Requirements:
Copy every one of the records below word for word, omitting the pictures.

Dataset records:

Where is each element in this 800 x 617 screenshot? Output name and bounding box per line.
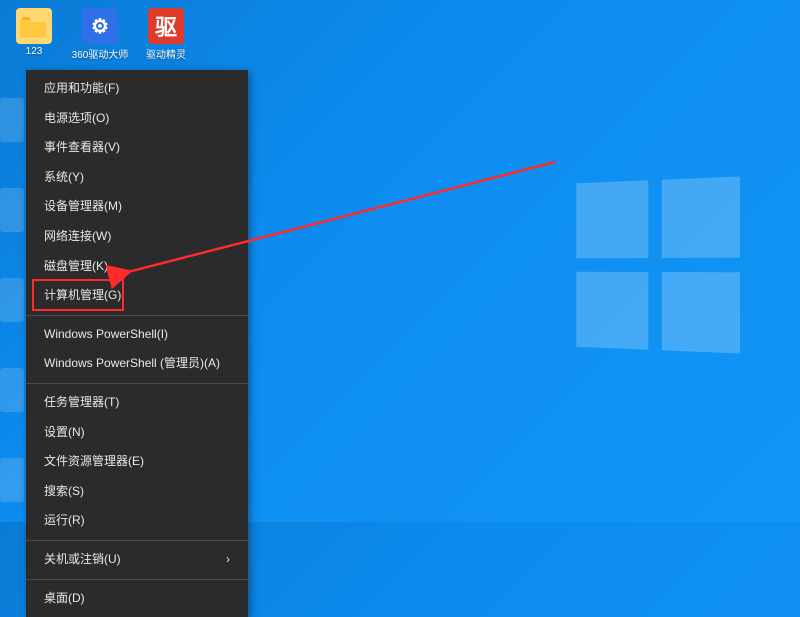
menu-separator [26,540,248,541]
menu-item-disk-mgmt[interactable]: 磁盘管理(K) [26,252,248,282]
app-icon: 驱 [148,8,184,44]
gear-icon: ⚙ [82,8,118,44]
icon-label: 360驱动大师 [72,46,129,61]
menu-item-run[interactable]: 运行(R) [26,506,248,536]
partial-icon[interactable] [0,458,24,502]
menu-separator [26,383,248,384]
partial-icon[interactable] [0,278,24,322]
desktop-icon-360drv[interactable]: ⚙ 360驱动大师 [78,8,122,61]
menu-item-device-manager[interactable]: 设备管理器(M) [26,192,248,222]
icon-label: 驱动精灵 [146,46,186,61]
menu-item-system[interactable]: 系统(Y) [26,163,248,193]
desktop-icon-123[interactable]: 123 [12,8,56,61]
menu-item-apps-features[interactable]: 应用和功能(F) [26,74,248,104]
menu-separator [26,315,248,316]
winx-context-menu: 应用和功能(F)电源选项(O)事件查看器(V)系统(Y)设备管理器(M)网络连接… [26,70,248,617]
desktop-icon-drvgenius[interactable]: 驱 驱动精灵 [144,8,188,61]
menu-item-event-viewer[interactable]: 事件查看器(V) [26,133,248,163]
partial-icon[interactable] [0,98,24,142]
menu-item-ps-admin[interactable]: Windows PowerShell (管理员)(A) [26,349,248,379]
menu-separator [26,579,248,580]
menu-item-settings[interactable]: 设置(N) [26,418,248,448]
menu-item-ps[interactable]: Windows PowerShell(I) [26,320,248,350]
partial-icon[interactable] [0,188,24,232]
icon-label: 123 [26,46,43,57]
menu-item-task-mgr[interactable]: 任务管理器(T) [26,388,248,418]
menu-item-computer-mgmt[interactable]: 计算机管理(G) [26,281,248,311]
menu-item-shutdown[interactable]: 关机或注销(U)› [26,545,248,575]
partial-icon[interactable] [0,368,24,412]
chevron-right-icon: › [226,552,230,568]
folder-icon [16,8,52,44]
menu-item-search[interactable]: 搜索(S) [26,477,248,507]
desktop-icons: 123 ⚙ 360驱动大师 驱 驱动精灵 [12,8,188,61]
menu-item-network-conn[interactable]: 网络连接(W) [26,222,248,252]
menu-item-power-options[interactable]: 电源选项(O) [26,104,248,134]
menu-item-file-explorer[interactable]: 文件资源管理器(E) [26,447,248,477]
menu-item-desktop[interactable]: 桌面(D) [26,584,248,614]
windows-logo [576,177,740,354]
desktop-icons-left-column [0,98,24,502]
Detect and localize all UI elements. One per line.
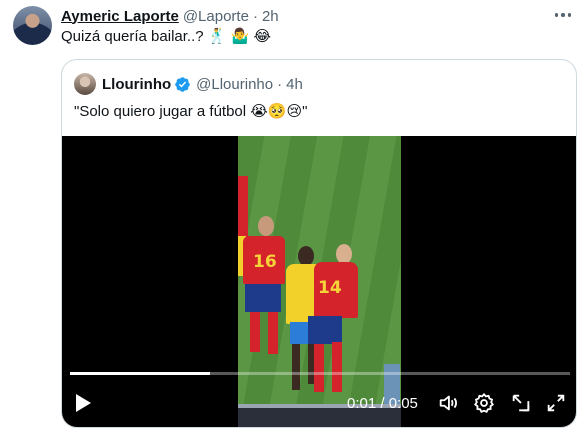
- player-leg: [250, 312, 260, 352]
- gear-icon: [474, 392, 494, 413]
- player-head: [336, 244, 352, 264]
- quoted-tweet-header: Llourinho @Llourinho · 4h: [102, 73, 303, 95]
- verified-badge-icon: [175, 76, 190, 92]
- fullscreen-button[interactable]: [544, 391, 568, 415]
- author-avatar[interactable]: [13, 6, 52, 45]
- player-leg: [314, 344, 324, 392]
- player-leg: [268, 312, 278, 354]
- player-leg: [292, 344, 300, 390]
- settings-button[interactable]: [472, 391, 496, 415]
- fullscreen-icon: [547, 394, 565, 412]
- popout-icon: [512, 394, 530, 412]
- video-timecode: 0:01 / 0:05: [347, 394, 418, 412]
- popout-button[interactable]: [509, 391, 533, 415]
- player-leg: [332, 342, 342, 392]
- tweet-text: Quizá quería bailar..? 🕺 🤷‍♂️ 😂: [61, 28, 271, 45]
- quoted-tweet-card[interactable]: Llourinho @Llourinho · 4h "Solo quiero j…: [61, 59, 577, 428]
- player-spain-16: 16: [243, 236, 285, 284]
- video-progress-fill: [70, 372, 210, 375]
- volume-button[interactable]: [436, 391, 460, 415]
- player-number: 14: [318, 278, 342, 298]
- video-progress-bar[interactable]: [70, 372, 570, 375]
- player-number: 16: [253, 252, 277, 272]
- quoted-author-handle[interactable]: @Llourinho: [196, 76, 273, 93]
- play-icon: [76, 394, 91, 412]
- play-button[interactable]: [72, 391, 94, 415]
- volume-icon: [439, 395, 457, 411]
- quoted-tweet-time[interactable]: 4h: [286, 76, 303, 93]
- player-head: [258, 216, 274, 236]
- player-shorts: [245, 284, 281, 312]
- player-head: [298, 246, 314, 266]
- more-dots-icon[interactable]: [552, 6, 574, 24]
- video-player[interactable]: 16 14 0:01 / 0:05: [62, 136, 576, 427]
- quoted-author-avatar[interactable]: [74, 73, 96, 95]
- tweet-time[interactable]: 2h: [262, 8, 279, 25]
- player-spain-14: 14: [314, 262, 358, 318]
- player-shorts: [308, 316, 342, 344]
- tweet-header: Aymeric Laporte @Laporte · 2h: [61, 6, 279, 26]
- quoted-separator-dot: ·: [277, 75, 283, 93]
- video-frame: 16 14: [238, 136, 401, 427]
- author-handle[interactable]: @Laporte: [183, 8, 249, 25]
- quoted-tweet-text: "Solo quiero jugar a fútbol 😭🥺😢": [74, 103, 308, 120]
- quoted-author-name[interactable]: Llourinho: [102, 76, 171, 93]
- separator-dot: ·: [252, 7, 258, 25]
- author-name[interactable]: Aymeric Laporte: [61, 8, 179, 25]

Solution to the problem:
Where is each element in this 800 x 617 screenshot? Output name and bounding box per line.
menu-separator [26,540,248,541]
menu-item-disk-mgmt[interactable]: 磁盘管理(K) [26,252,248,282]
app-icon: 驱 [148,8,184,44]
gear-icon: ⚙ [82,8,118,44]
icon-label: 360驱动大师 [72,46,129,61]
menu-item-run[interactable]: 运行(R) [26,506,248,536]
partial-icon[interactable] [0,458,24,502]
menu-separator [26,383,248,384]
partial-icon[interactable] [0,278,24,322]
desktop-icon-360drv[interactable]: ⚙ 360驱动大师 [78,8,122,61]
menu-item-device-manager[interactable]: 设备管理器(M) [26,192,248,222]
icon-label: 驱动精灵 [146,46,186,61]
menu-item-system[interactable]: 系统(Y) [26,163,248,193]
desktop-icon-123[interactable]: 123 [12,8,56,61]
menu-item-apps-features[interactable]: 应用和功能(F) [26,74,248,104]
menu-separator [26,315,248,316]
winx-context-menu: 应用和功能(F)电源选项(O)事件查看器(V)系统(Y)设备管理器(M)网络连接… [26,70,248,617]
desktop-icon-drvgenius[interactable]: 驱 驱动精灵 [144,8,188,61]
menu-item-event-viewer[interactable]: 事件查看器(V) [26,133,248,163]
partial-icon[interactable] [0,98,24,142]
menu-item-ps-admin[interactable]: Windows PowerShell (管理员)(A) [26,349,248,379]
menu-separator [26,579,248,580]
menu-item-settings[interactable]: 设置(N) [26,418,248,448]
menu-item-ps[interactable]: Windows PowerShell(I) [26,320,248,350]
partial-icon[interactable] [0,188,24,232]
icon-label: 123 [26,46,43,57]
menu-item-task-mgr[interactable]: 任务管理器(T) [26,388,248,418]
menu-item-computer-mgmt[interactable]: 计算机管理(G) [26,281,248,311]
menu-item-shutdown[interactable]: 关机或注销(U)› [26,545,248,575]
partial-icon[interactable] [0,368,24,412]
chevron-right-icon: › [226,552,230,568]
folder-icon [16,8,52,44]
menu-item-search[interactable]: 搜索(S) [26,477,248,507]
desktop-icons: 123 ⚙ 360驱动大师 驱 驱动精灵 [12,8,188,61]
menu-item-network-conn[interactable]: 网络连接(W) [26,222,248,252]
menu-item-power-options[interactable]: 电源选项(O) [26,104,248,134]
menu-item-file-explorer[interactable]: 文件资源管理器(E) [26,447,248,477]
menu-item-desktop[interactable]: 桌面(D) [26,584,248,614]
windows-logo [576,177,740,354]
desktop-icons-left-column [0,98,24,502]
Detect and localize all UI elements. One per line.
- player-leg: [250, 312, 260, 352]
- gear-icon: [474, 392, 494, 413]
- player-head: [336, 244, 352, 264]
- quoted-tweet-header: Llourinho @Llourinho · 4h: [102, 73, 303, 95]
- verified-badge-icon: [175, 76, 190, 92]
- fullscreen-button[interactable]: [544, 391, 568, 415]
- author-avatar[interactable]: [13, 6, 52, 45]
- player-leg: [314, 344, 324, 392]
- player-leg: [268, 312, 278, 354]
- player-leg: [292, 344, 300, 390]
- settings-button[interactable]: [472, 391, 496, 415]
- fullscreen-icon: [547, 394, 565, 412]
- popout-icon: [512, 394, 530, 412]
- video-timecode: 0:01 / 0:05: [347, 394, 418, 412]
- popout-button[interactable]: [509, 391, 533, 415]
- player-leg: [332, 342, 342, 392]
- tweet-text: Quizá quería bailar..? 🕺 🤷‍♂️ 😂: [61, 28, 271, 45]
- quoted-tweet-card[interactable]: Llourinho @Llourinho · 4h "Solo quiero j…: [61, 59, 577, 428]
- player-spain-16: 16: [243, 236, 285, 284]
- video-progress-fill: [70, 372, 210, 375]
- volume-button[interactable]: [436, 391, 460, 415]
- player-number: 14: [318, 278, 342, 298]
- video-progress-bar[interactable]: [70, 372, 570, 375]
- player-number: 16: [253, 252, 277, 272]
- quoted-author-handle[interactable]: @Llourinho: [196, 76, 273, 93]
- play-icon: [76, 394, 91, 412]
- play-button[interactable]: [72, 391, 94, 415]
- volume-icon: [439, 395, 457, 411]
- quoted-tweet-time[interactable]: 4h: [286, 76, 303, 93]
- player-head: [258, 216, 274, 236]
- player-shorts: [245, 284, 281, 312]
- player-head: [298, 246, 314, 266]
- more-dots-icon[interactable]: [552, 6, 574, 24]
- video-player[interactable]: 16 14 0:01 / 0:05: [62, 136, 576, 427]
- quoted-author-avatar[interactable]: [74, 73, 96, 95]
- tweet-time[interactable]: 2h: [262, 8, 279, 25]
- player-spain-14: 14: [314, 262, 358, 318]
- player-shorts: [308, 316, 342, 344]
- tweet-header: Aymeric Laporte @Laporte · 2h: [61, 6, 279, 26]
- quoted-separator-dot: ·: [277, 75, 283, 93]
- video-frame: 16 14: [238, 136, 401, 427]
- author-handle[interactable]: @Laporte: [183, 8, 249, 25]
- quoted-tweet-text: "Solo quiero jugar a fútbol 😭🥺😢": [74, 103, 308, 120]
- quoted-author-name[interactable]: Llourinho: [102, 76, 171, 93]
- separator-dot: ·: [252, 7, 258, 25]
- author-name[interactable]: Aymeric Laporte: [61, 8, 179, 25]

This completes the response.